• **Problem statement**
Pick out every line holding the string "decreases" and copy it.

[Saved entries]
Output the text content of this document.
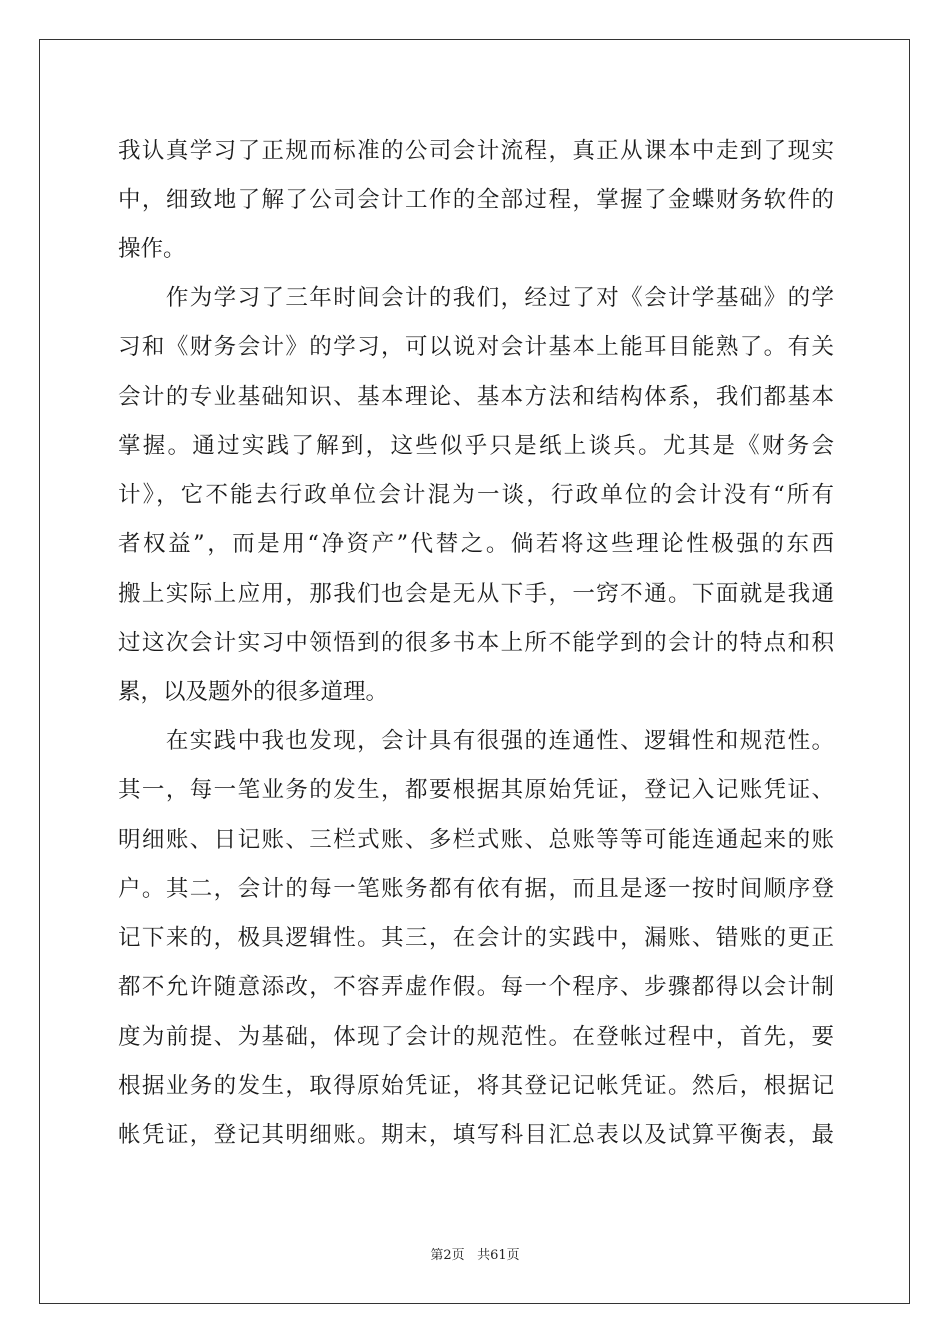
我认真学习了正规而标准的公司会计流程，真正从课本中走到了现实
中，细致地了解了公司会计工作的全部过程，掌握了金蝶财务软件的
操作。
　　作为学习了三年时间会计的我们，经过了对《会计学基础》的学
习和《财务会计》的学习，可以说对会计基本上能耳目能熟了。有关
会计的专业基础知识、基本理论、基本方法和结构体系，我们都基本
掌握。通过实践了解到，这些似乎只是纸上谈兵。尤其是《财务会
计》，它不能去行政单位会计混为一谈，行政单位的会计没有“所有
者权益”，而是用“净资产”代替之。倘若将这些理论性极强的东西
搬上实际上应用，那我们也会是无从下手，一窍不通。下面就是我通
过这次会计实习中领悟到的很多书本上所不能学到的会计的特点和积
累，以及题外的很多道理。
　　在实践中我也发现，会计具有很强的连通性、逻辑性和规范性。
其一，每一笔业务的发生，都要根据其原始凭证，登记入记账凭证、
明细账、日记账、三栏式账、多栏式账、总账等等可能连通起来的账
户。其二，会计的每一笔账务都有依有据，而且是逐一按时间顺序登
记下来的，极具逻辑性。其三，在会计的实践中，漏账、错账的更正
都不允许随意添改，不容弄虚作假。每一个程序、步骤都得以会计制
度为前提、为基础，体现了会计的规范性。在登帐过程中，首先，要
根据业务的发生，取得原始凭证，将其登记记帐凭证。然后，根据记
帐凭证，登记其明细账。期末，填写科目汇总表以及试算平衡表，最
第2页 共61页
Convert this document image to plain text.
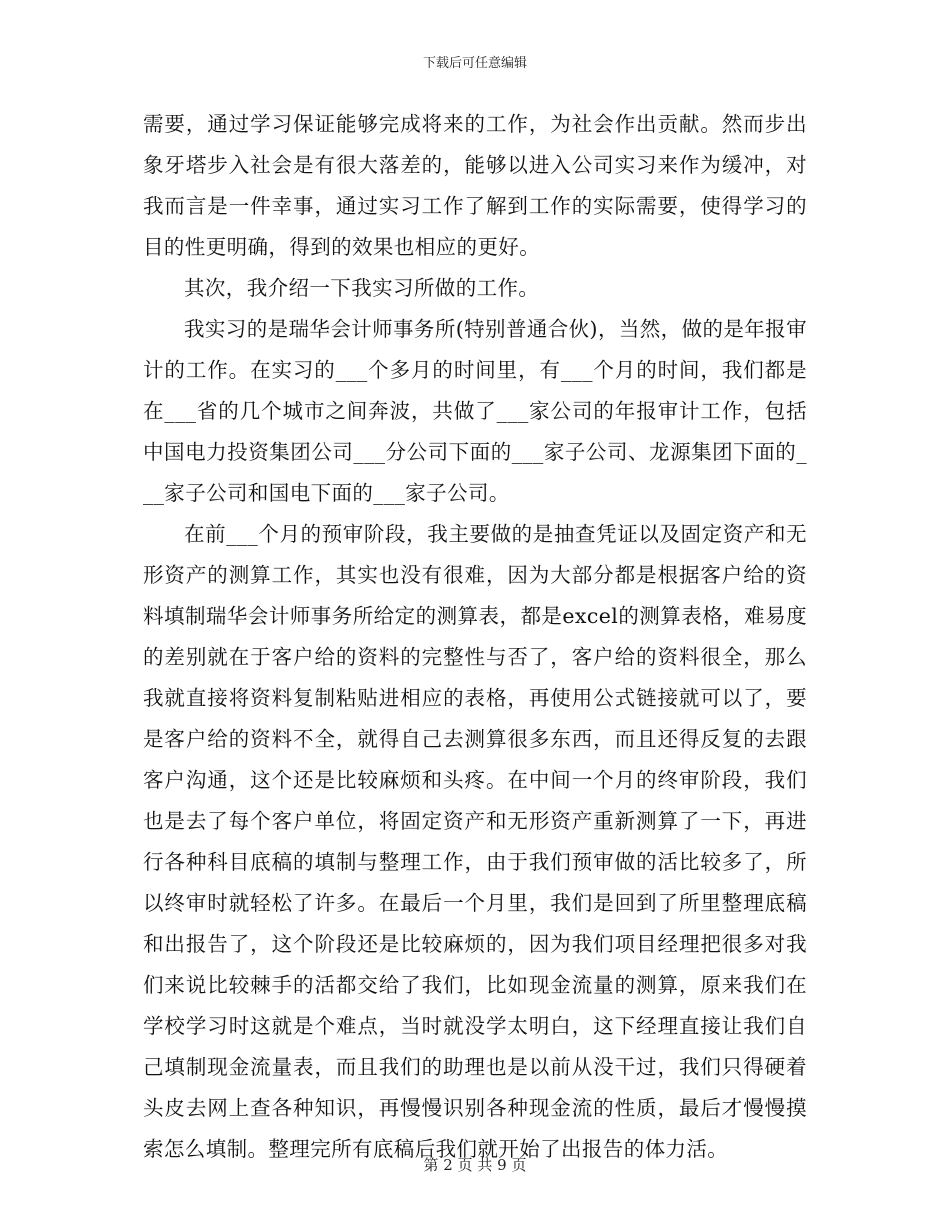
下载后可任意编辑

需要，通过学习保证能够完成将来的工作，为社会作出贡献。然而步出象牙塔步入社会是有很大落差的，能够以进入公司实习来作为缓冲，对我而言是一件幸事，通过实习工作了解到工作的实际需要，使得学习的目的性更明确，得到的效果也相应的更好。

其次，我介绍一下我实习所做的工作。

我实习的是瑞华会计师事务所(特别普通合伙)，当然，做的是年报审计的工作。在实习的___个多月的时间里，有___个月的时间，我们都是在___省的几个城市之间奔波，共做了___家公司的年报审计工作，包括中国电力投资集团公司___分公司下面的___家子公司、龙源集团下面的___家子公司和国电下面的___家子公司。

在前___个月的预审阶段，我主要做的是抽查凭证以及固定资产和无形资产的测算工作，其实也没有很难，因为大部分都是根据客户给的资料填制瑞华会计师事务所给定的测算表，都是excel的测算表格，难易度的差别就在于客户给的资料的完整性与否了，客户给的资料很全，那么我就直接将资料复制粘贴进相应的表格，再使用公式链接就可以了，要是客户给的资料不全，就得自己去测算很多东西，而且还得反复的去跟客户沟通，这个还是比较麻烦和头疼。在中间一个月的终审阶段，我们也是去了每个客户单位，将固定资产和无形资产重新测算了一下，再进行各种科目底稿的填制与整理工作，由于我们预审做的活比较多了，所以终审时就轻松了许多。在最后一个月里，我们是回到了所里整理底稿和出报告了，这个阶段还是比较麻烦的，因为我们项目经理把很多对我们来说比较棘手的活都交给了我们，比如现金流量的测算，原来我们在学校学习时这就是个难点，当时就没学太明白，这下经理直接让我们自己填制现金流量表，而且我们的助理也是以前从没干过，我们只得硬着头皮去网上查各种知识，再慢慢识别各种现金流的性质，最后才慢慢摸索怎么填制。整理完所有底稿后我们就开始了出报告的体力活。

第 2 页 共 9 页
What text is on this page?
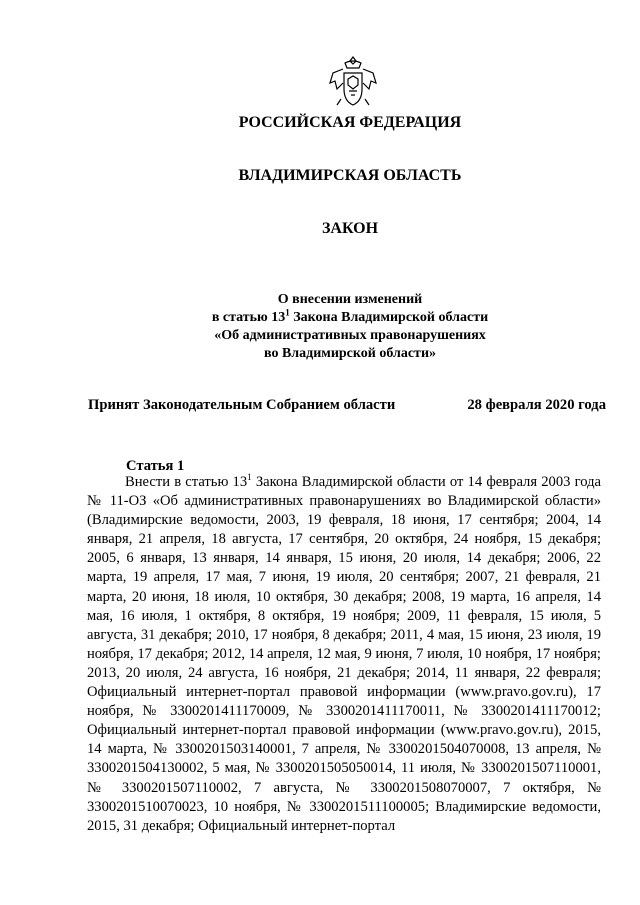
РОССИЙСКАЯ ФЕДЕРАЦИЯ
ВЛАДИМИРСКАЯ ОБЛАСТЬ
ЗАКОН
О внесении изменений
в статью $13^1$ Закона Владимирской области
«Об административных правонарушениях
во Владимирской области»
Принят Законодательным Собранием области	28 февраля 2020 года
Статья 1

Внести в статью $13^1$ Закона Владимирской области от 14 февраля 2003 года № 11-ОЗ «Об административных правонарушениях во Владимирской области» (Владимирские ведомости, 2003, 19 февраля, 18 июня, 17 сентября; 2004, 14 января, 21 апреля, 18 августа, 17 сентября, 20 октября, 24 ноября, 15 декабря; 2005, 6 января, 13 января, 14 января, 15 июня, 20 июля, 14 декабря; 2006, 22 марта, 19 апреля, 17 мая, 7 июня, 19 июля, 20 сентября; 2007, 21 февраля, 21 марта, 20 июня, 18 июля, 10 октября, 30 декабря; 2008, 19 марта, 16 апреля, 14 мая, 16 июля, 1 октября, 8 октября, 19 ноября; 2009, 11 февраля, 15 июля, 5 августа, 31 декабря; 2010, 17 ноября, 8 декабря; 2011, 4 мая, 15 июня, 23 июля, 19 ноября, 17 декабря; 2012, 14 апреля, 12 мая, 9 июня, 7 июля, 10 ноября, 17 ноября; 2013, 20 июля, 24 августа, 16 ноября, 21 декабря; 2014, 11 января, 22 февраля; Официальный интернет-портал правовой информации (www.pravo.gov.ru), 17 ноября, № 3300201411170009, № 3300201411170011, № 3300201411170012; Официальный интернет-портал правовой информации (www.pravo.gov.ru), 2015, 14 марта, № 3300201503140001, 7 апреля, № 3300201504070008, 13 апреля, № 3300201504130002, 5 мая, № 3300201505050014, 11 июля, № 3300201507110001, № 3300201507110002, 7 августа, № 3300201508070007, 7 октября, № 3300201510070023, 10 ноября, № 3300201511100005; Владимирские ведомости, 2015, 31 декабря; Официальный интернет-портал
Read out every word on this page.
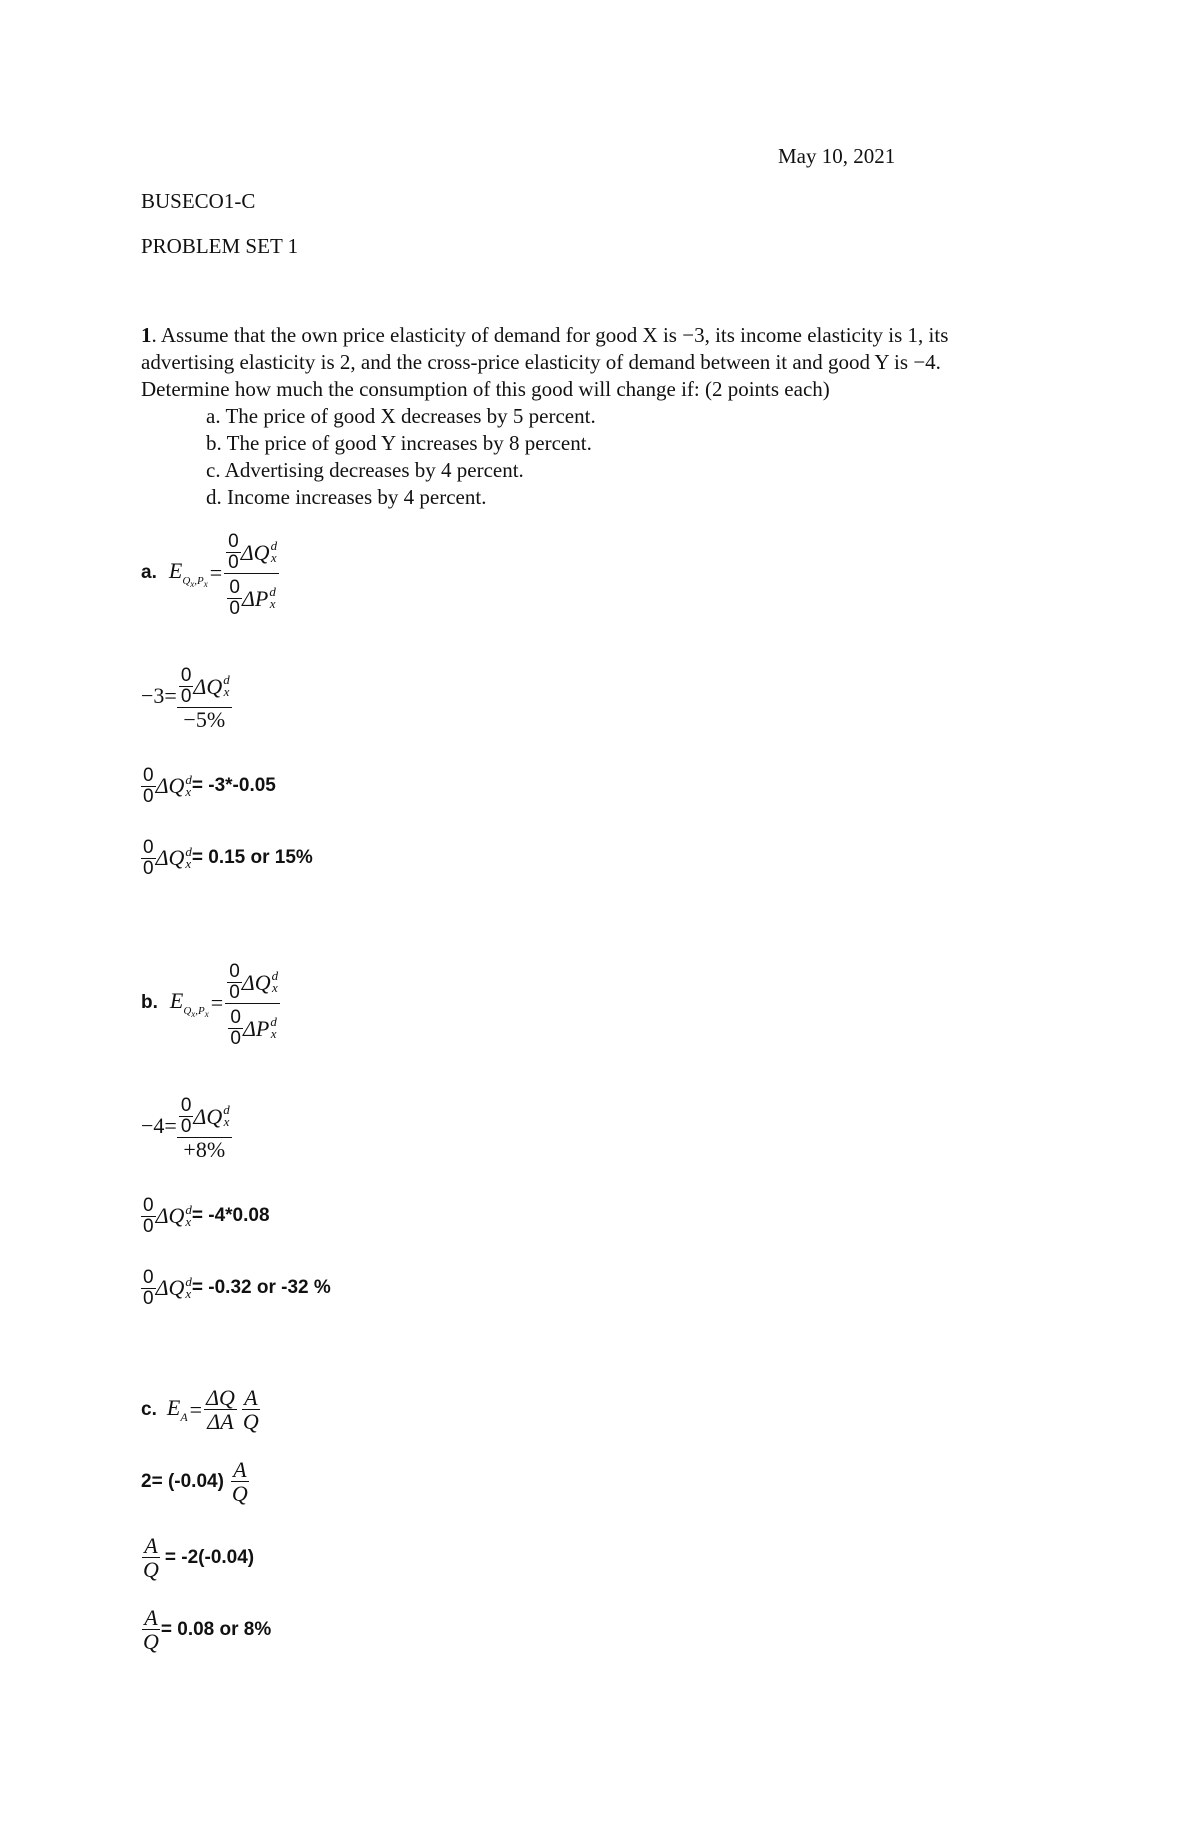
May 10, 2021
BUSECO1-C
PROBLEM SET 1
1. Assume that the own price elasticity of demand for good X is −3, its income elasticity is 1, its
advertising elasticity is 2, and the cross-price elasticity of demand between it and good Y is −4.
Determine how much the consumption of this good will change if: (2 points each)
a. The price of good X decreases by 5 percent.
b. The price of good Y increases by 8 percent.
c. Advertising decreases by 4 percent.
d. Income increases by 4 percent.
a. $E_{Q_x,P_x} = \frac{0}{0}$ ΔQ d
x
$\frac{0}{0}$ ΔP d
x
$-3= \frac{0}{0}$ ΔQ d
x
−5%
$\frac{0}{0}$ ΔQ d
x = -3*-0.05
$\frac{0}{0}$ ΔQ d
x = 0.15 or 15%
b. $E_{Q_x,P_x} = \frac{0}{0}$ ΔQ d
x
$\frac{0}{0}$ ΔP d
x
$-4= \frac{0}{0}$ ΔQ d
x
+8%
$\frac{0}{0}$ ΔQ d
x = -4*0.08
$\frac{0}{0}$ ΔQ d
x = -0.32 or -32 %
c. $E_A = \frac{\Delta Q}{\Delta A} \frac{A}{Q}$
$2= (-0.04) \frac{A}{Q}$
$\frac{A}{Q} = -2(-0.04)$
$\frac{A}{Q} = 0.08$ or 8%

• **Solution to this exercise**
a. The price of good X decreases by 5 percent.
c. Advertising decreases by 4 percent.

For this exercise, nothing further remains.